- _Written exercise_
The answer should be a single number: how many lines of the entries below hold the word "chevron".

— start Data —

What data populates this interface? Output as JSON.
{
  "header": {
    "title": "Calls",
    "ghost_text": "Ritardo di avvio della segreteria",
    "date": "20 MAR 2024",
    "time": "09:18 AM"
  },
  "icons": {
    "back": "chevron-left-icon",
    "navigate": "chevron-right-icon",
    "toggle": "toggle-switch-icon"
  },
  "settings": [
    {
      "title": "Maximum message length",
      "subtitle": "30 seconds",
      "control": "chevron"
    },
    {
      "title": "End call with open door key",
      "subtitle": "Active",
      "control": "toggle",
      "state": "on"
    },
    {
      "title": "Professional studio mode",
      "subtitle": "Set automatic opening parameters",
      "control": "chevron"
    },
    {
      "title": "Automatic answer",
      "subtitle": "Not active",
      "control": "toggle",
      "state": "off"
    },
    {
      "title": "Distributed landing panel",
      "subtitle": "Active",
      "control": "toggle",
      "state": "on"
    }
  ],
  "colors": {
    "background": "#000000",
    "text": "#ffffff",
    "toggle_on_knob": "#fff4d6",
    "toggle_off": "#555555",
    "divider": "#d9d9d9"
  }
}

— end Data —

- _Task output_
4